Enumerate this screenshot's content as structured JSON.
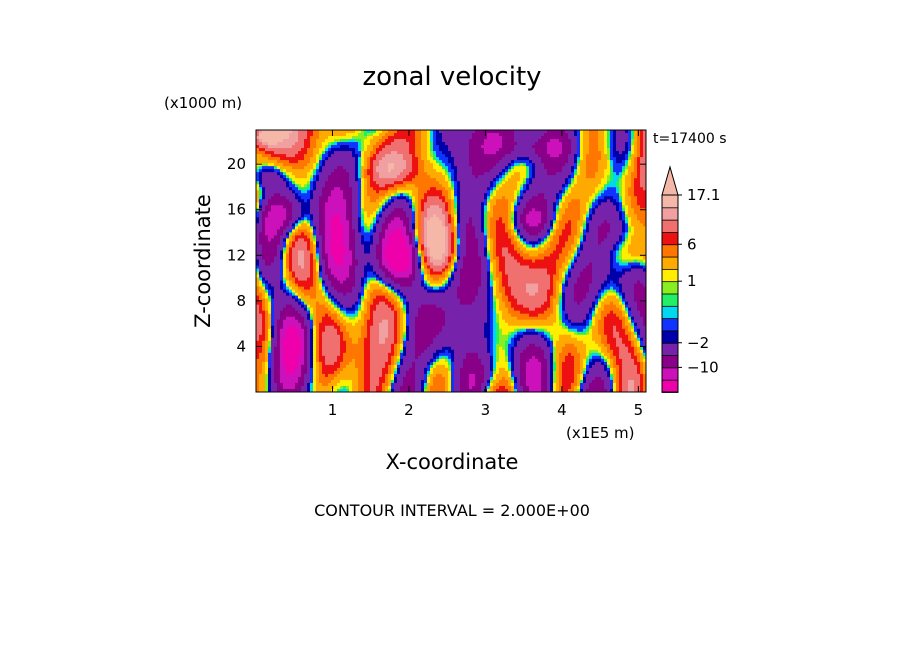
{
  "chart_data": {
    "type": "heatmap",
    "title": "zonal velocity",
    "xlabel": "X-coordinate",
    "ylabel": "Z-coordinate",
    "x_unit": "(x1E5 m)",
    "y_unit": "(x1000 m)",
    "time_label": "t=17400 s",
    "footer": "CONTOUR INTERVAL = 2.000E+00",
    "xlim": [
      0,
      5.1
    ],
    "ylim": [
      0,
      23
    ],
    "x_ticks": [
      {
        "value": 1,
        "label": "1"
      },
      {
        "value": 2,
        "label": "2"
      },
      {
        "value": 3,
        "label": "3"
      },
      {
        "value": 4,
        "label": "4"
      },
      {
        "value": 5,
        "label": "5"
      }
    ],
    "y_ticks": [
      {
        "value": 4,
        "label": "4"
      },
      {
        "value": 8,
        "label": "8"
      },
      {
        "value": 12,
        "label": "12"
      },
      {
        "value": 16,
        "label": "16"
      },
      {
        "value": 20,
        "label": "20"
      }
    ],
    "colorbar": {
      "levels": [
        -18,
        -14,
        -10,
        -6,
        -2,
        -1,
        0,
        0.33,
        0.67,
        1,
        2,
        4,
        6,
        8,
        11,
        14,
        17.1
      ],
      "colors": [
        "#ee00aa",
        "#cc11bb",
        "#880088",
        "#7722aa",
        "#0000aa",
        "#1133ff",
        "#00d8f0",
        "#22ee66",
        "#88ee22",
        "#ffee00",
        "#ffaa00",
        "#ff7700",
        "#ee1111",
        "#f07070",
        "#f0a0a0",
        "#f5b8a8"
      ],
      "labels": [
        {
          "value": 17.1,
          "label": "17.1"
        },
        {
          "value": 6,
          "label": "6"
        },
        {
          "value": 1,
          "label": "1"
        },
        {
          "value": -2,
          "label": "−2"
        },
        {
          "value": -10,
          "label": "−10"
        }
      ],
      "arrow_top": true
    },
    "field_description_note_free": true
  }
}
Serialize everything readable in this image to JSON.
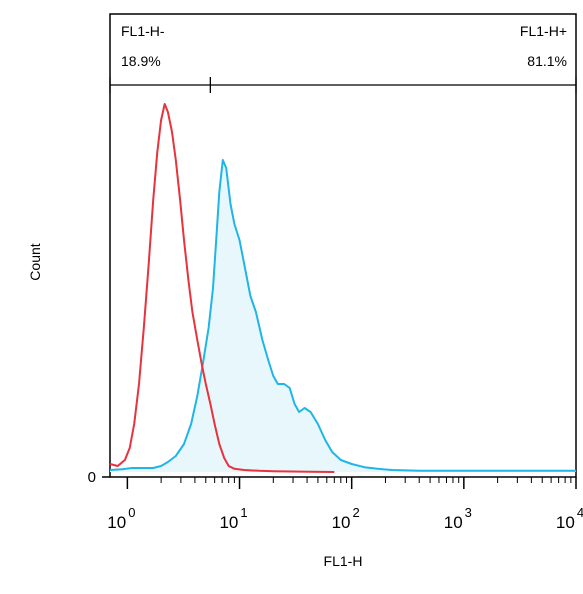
{
  "chart_data": {
    "type": "area",
    "xlabel": "FL1-H",
    "ylabel": "Count",
    "x_scale": "log",
    "xlim": [
      0.7,
      10000
    ],
    "x_ticks": [
      {
        "value": 1,
        "base": "10",
        "exp": "0"
      },
      {
        "value": 10,
        "base": "10",
        "exp": "1"
      },
      {
        "value": 100,
        "base": "10",
        "exp": "2"
      },
      {
        "value": 1000,
        "base": "10",
        "exp": "3"
      },
      {
        "value": 10000,
        "base": "10",
        "exp": "4"
      }
    ],
    "y_ticks": [
      {
        "value": 0,
        "label": "0"
      }
    ],
    "ylim": [
      0,
      100
    ],
    "gates": [
      {
        "name": "FL1-H-",
        "percent": "18.9%",
        "x_start": 0.7,
        "x_end": 5.5
      },
      {
        "name": "FL1-H+",
        "percent": "81.1%",
        "x_start": 5.5,
        "x_end": 10000
      }
    ],
    "series": [
      {
        "color": "#e8323c",
        "fill": false,
        "points": [
          [
            0.7,
            2
          ],
          [
            0.82,
            1.5
          ],
          [
            0.95,
            3
          ],
          [
            1.05,
            6
          ],
          [
            1.15,
            12
          ],
          [
            1.27,
            22
          ],
          [
            1.4,
            36
          ],
          [
            1.55,
            52
          ],
          [
            1.7,
            68
          ],
          [
            1.85,
            80
          ],
          [
            2.0,
            88
          ],
          [
            2.15,
            92
          ],
          [
            2.3,
            90
          ],
          [
            2.5,
            85
          ],
          [
            2.7,
            78
          ],
          [
            2.95,
            68
          ],
          [
            3.2,
            58
          ],
          [
            3.5,
            48
          ],
          [
            3.8,
            40
          ],
          [
            4.2,
            33
          ],
          [
            4.6,
            27
          ],
          [
            5.0,
            22
          ],
          [
            5.5,
            17
          ],
          [
            6.0,
            12
          ],
          [
            6.6,
            7
          ],
          [
            7.3,
            3.5
          ],
          [
            8.0,
            1.5
          ],
          [
            9.0,
            0.8
          ],
          [
            11,
            0.5
          ],
          [
            15,
            0.3
          ],
          [
            20,
            0.2
          ],
          [
            35,
            0.1
          ],
          [
            70,
            0
          ]
        ]
      },
      {
        "color": "#1fb5e8",
        "fill": true,
        "fill_color": "#e8f7fc",
        "points": [
          [
            0.7,
            0.5
          ],
          [
            0.9,
            0.7
          ],
          [
            1.1,
            1
          ],
          [
            1.4,
            1
          ],
          [
            1.7,
            1
          ],
          [
            2.0,
            1.5
          ],
          [
            2.3,
            2.5
          ],
          [
            2.7,
            4
          ],
          [
            3.2,
            7
          ],
          [
            3.7,
            12
          ],
          [
            4.2,
            19
          ],
          [
            4.7,
            27
          ],
          [
            5.3,
            36
          ],
          [
            5.8,
            46
          ],
          [
            6.2,
            58
          ],
          [
            6.6,
            70
          ],
          [
            7.1,
            78
          ],
          [
            7.6,
            76
          ],
          [
            8.3,
            67
          ],
          [
            9.0,
            62
          ],
          [
            10,
            58
          ],
          [
            11,
            52
          ],
          [
            12.5,
            44
          ],
          [
            14,
            40
          ],
          [
            16,
            33
          ],
          [
            18,
            28
          ],
          [
            20,
            24
          ],
          [
            22,
            22
          ],
          [
            25,
            22
          ],
          [
            28,
            21
          ],
          [
            31,
            17
          ],
          [
            34,
            15
          ],
          [
            38,
            16
          ],
          [
            43,
            15
          ],
          [
            50,
            12
          ],
          [
            58,
            8
          ],
          [
            67,
            5
          ],
          [
            80,
            3
          ],
          [
            100,
            2
          ],
          [
            130,
            1.2
          ],
          [
            170,
            0.8
          ],
          [
            230,
            0.5
          ],
          [
            400,
            0.3
          ],
          [
            1000,
            0.3
          ],
          [
            10000,
            0.3
          ]
        ]
      }
    ]
  }
}
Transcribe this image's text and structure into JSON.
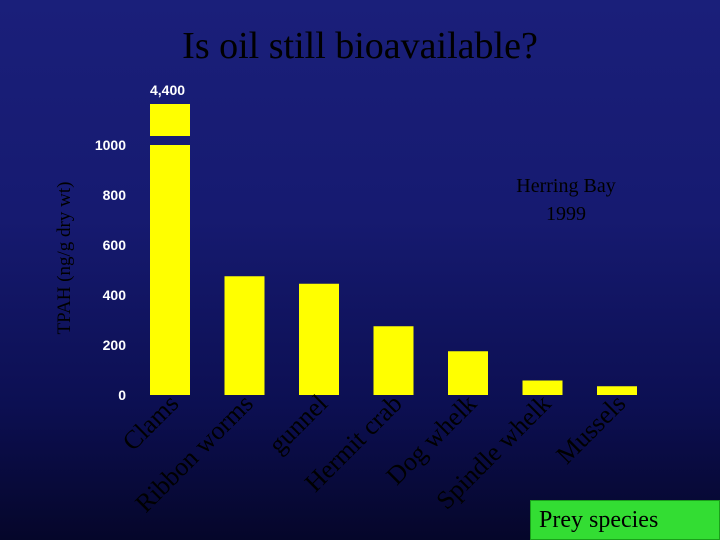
{
  "slide": {
    "title": "Is oil still bioavailable?"
  },
  "prey_label": "Prey species",
  "chart_data": {
    "type": "bar",
    "title": "Is oil still bioavailable?",
    "xlabel": "Prey species",
    "ylabel": "TPAH (ng/g dry wt)",
    "categories": [
      "Clams",
      "Ribbon worms",
      "gunnel",
      "Hermit crab",
      "Dog whelk",
      "Spindle whelk",
      "Mussels"
    ],
    "values": [
      4400,
      475,
      445,
      275,
      175,
      58,
      35
    ],
    "ylim": [
      0,
      1000
    ],
    "axis_break": true,
    "break_tick_label": "4,400",
    "yticks": [
      0,
      200,
      400,
      600,
      800,
      1000
    ],
    "ytick_labels": [
      "0",
      "200",
      "400",
      "600",
      "800",
      "1000"
    ],
    "annotation": [
      "Herring Bay",
      "1999"
    ],
    "bar_color": "#ffff00",
    "grid": false
  }
}
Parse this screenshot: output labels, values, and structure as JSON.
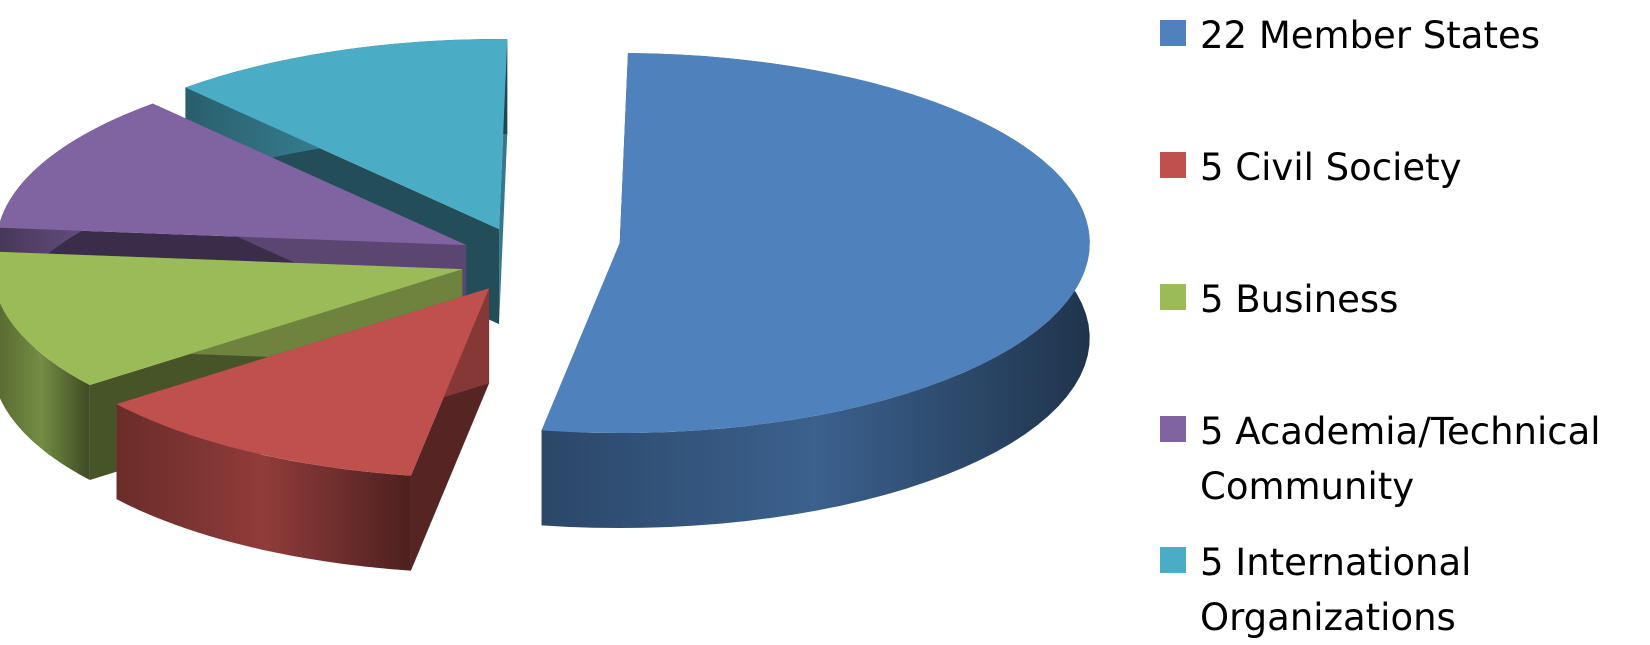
{
  "chart_data": {
    "type": "pie",
    "style": "3d-exploded",
    "title": "",
    "legend_position": "right",
    "slices": [
      {
        "label": "22 Member States",
        "value": 22,
        "color": "#4F81BD"
      },
      {
        "label": "5 Civil Society",
        "value": 5,
        "color": "#C0504D"
      },
      {
        "label": "5 Business",
        "value": 5,
        "color": "#9BBB59"
      },
      {
        "label": "5 Academia/Technical Community",
        "value": 5,
        "color": "#8064A2"
      },
      {
        "label": "5 International Organizations",
        "value": 5,
        "color": "#4BACC6"
      }
    ]
  }
}
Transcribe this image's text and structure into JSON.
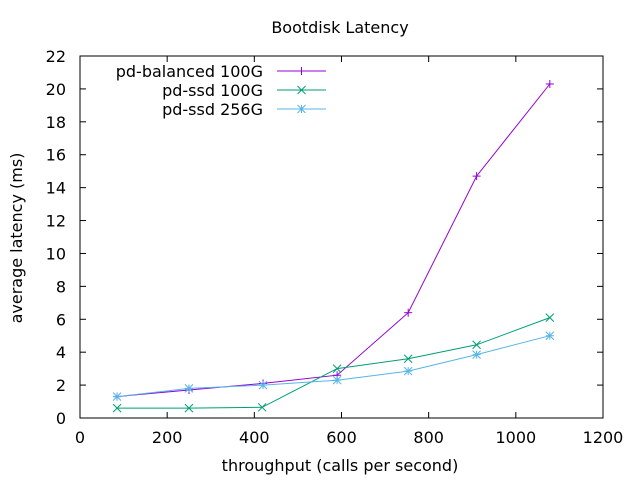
{
  "chart_data": {
    "type": "line",
    "title": "Bootdisk Latency",
    "xlabel": "throughput (calls per second)",
    "ylabel": "average latency (ms)",
    "xlim": [
      0,
      1200
    ],
    "ylim": [
      0,
      22
    ],
    "xticks": [
      "0",
      "200",
      "400",
      "600",
      "800",
      "1000",
      "1200"
    ],
    "yticks": [
      "0",
      "2",
      "4",
      "6",
      "8",
      "10",
      "12",
      "14",
      "16",
      "18",
      "20",
      "22"
    ],
    "grid": false,
    "legend_position": "top-left",
    "series": [
      {
        "name": "pd-balanced 100G",
        "color": "#9400d3",
        "marker": "plus",
        "x": [
          85,
          250,
          420,
          590,
          753,
          910,
          1078
        ],
        "y": [
          1.3,
          1.7,
          2.1,
          2.6,
          6.4,
          14.7,
          20.3
        ]
      },
      {
        "name": "pd-ssd 100G",
        "color": "#009e73",
        "marker": "cross",
        "x": [
          85,
          250,
          418,
          590,
          753,
          910,
          1078
        ],
        "y": [
          0.6,
          0.6,
          0.65,
          3.0,
          3.6,
          4.45,
          6.1
        ]
      },
      {
        "name": "pd-ssd 256G",
        "color": "#56b4e9",
        "marker": "star",
        "x": [
          85,
          250,
          420,
          590,
          753,
          910,
          1078
        ],
        "y": [
          1.3,
          1.8,
          2.0,
          2.3,
          2.85,
          3.85,
          5.0
        ]
      }
    ]
  }
}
________________________
## PROBLEM TO WORK ON
Across the material above, how many lines include the string "name"? Only the number is wanted.

## OUTPUT FOR THIS EXERCISE
5